→ **What the task requires**: Output all the data exactly. Pictures do not belong in the copy.

(Saved entries)
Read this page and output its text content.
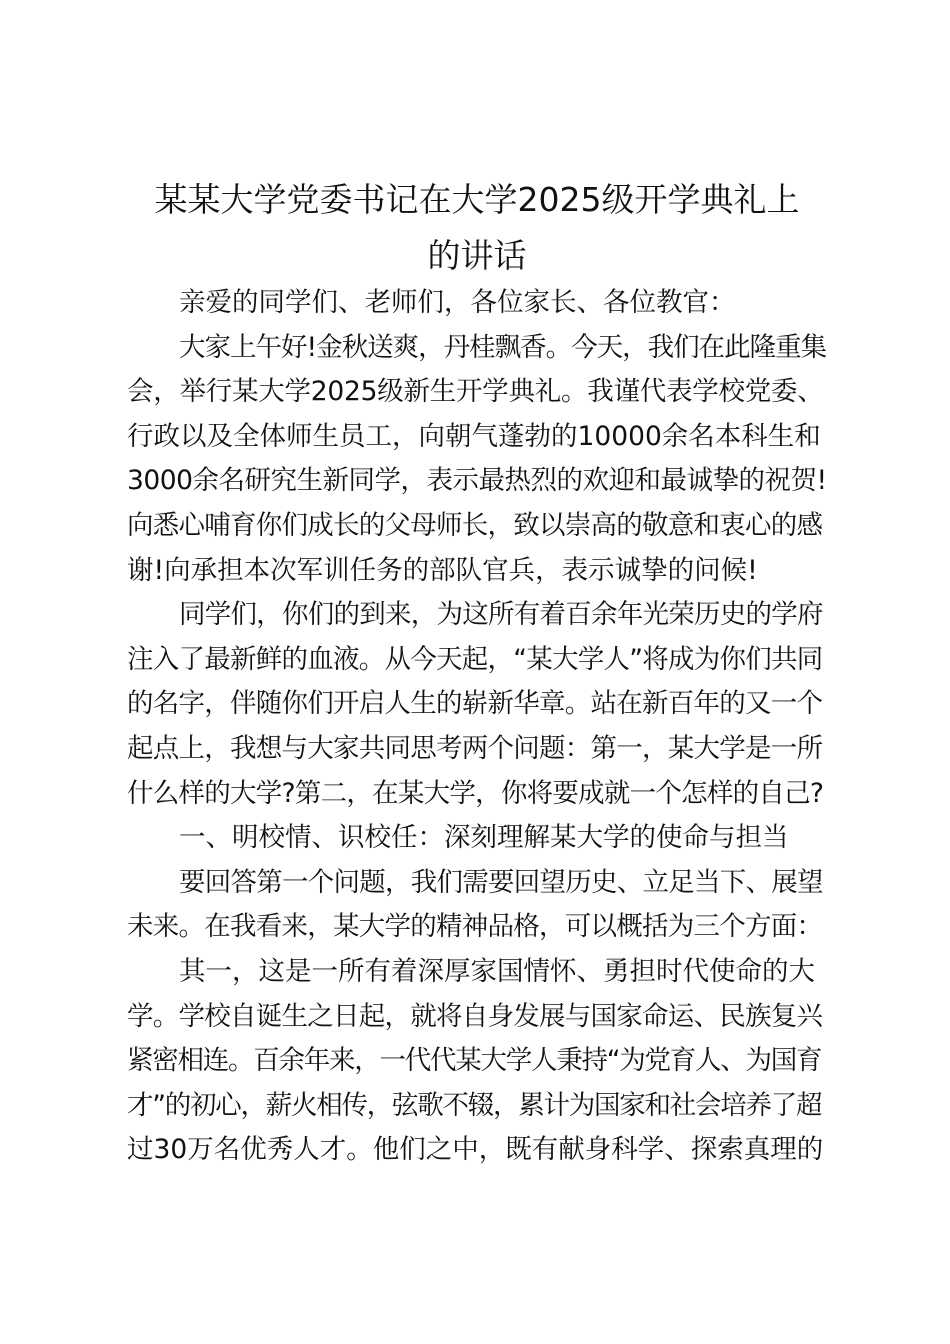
某某大学党委书记在大学2025级开学典礼上
的讲话
亲爱的同学们、老师们，各位家长、各位教官：
大家上午好!金秋送爽，丹桂飘香。今天，我们在此隆重集
会，举行某大学2025级新生开学典礼。我谨代表学校党委、
行政以及全体师生员工，向朝气蓬勃的10000余名本科生和
3000余名研究生新同学，表示最热烈的欢迎和最诚挚的祝贺!
向悉心哺育你们成长的父母师长，致以崇高的敬意和衷心的感
谢!向承担本次军训任务的部队官兵，表示诚挚的问候!
同学们，你们的到来，为这所有着百余年光荣历史的学府
注入了最新鲜的血液。从今天起，“某大学人”将成为你们共同
的名字，伴随你们开启人生的崭新华章。站在新百年的又一个
起点上，我想与大家共同思考两个问题：第一，某大学是一所
什么样的大学?第二，在某大学，你将要成就一个怎样的自己?
一、明校情、识校任：深刻理解某大学的使命与担当
要回答第一个问题，我们需要回望历史、立足当下、展望
未来。在我看来，某大学的精神品格，可以概括为三个方面：
其一，这是一所有着深厚家国情怀、勇担时代使命的大
学。学校自诞生之日起，就将自身发展与国家命运、民族复兴
紧密相连。百余年来，一代代某大学人秉持“为党育人、为国育
才”的初心，薪火相传，弦歌不辍，累计为国家和社会培养了超
过30万名优秀人才。他们之中，既有献身科学、探索真理的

→ **The reply**:
Read this page and output its text content.
某某大学党委书记在大学2025级开学典礼上
的讲话
亲爱的同学们、老师们，各位家长、各位教官：
大家上午好!金秋送爽，丹桂飘香。今天，我们在此隆重集
会，举行某大学2025级新生开学典礼。我谨代表学校党委、
行政以及全体师生员工，向朝气蓬勃的10000余名本科生和
3000余名研究生新同学，表示最热烈的欢迎和最诚挚的祝贺!
向悉心哺育你们成长的父母师长，致以崇高的敬意和衷心的感
谢!向承担本次军训任务的部队官兵，表示诚挚的问候!
同学们，你们的到来，为这所有着百余年光荣历史的学府
注入了最新鲜的血液。从今天起，“某大学人”将成为你们共同
的名字，伴随你们开启人生的崭新华章。站在新百年的又一个
起点上，我想与大家共同思考两个问题：第一，某大学是一所
什么样的大学?第二，在某大学，你将要成就一个怎样的自己?
一、明校情、识校任：深刻理解某大学的使命与担当
要回答第一个问题，我们需要回望历史、立足当下、展望
未来。在我看来，某大学的精神品格，可以概括为三个方面：
其一，这是一所有着深厚家国情怀、勇担时代使命的大
学。学校自诞生之日起，就将自身发展与国家命运、民族复兴
紧密相连。百余年来，一代代某大学人秉持“为党育人、为国育
才”的初心，薪火相传，弦歌不辍，累计为国家和社会培养了超
过30万名优秀人才。他们之中，既有献身科学、探索真理的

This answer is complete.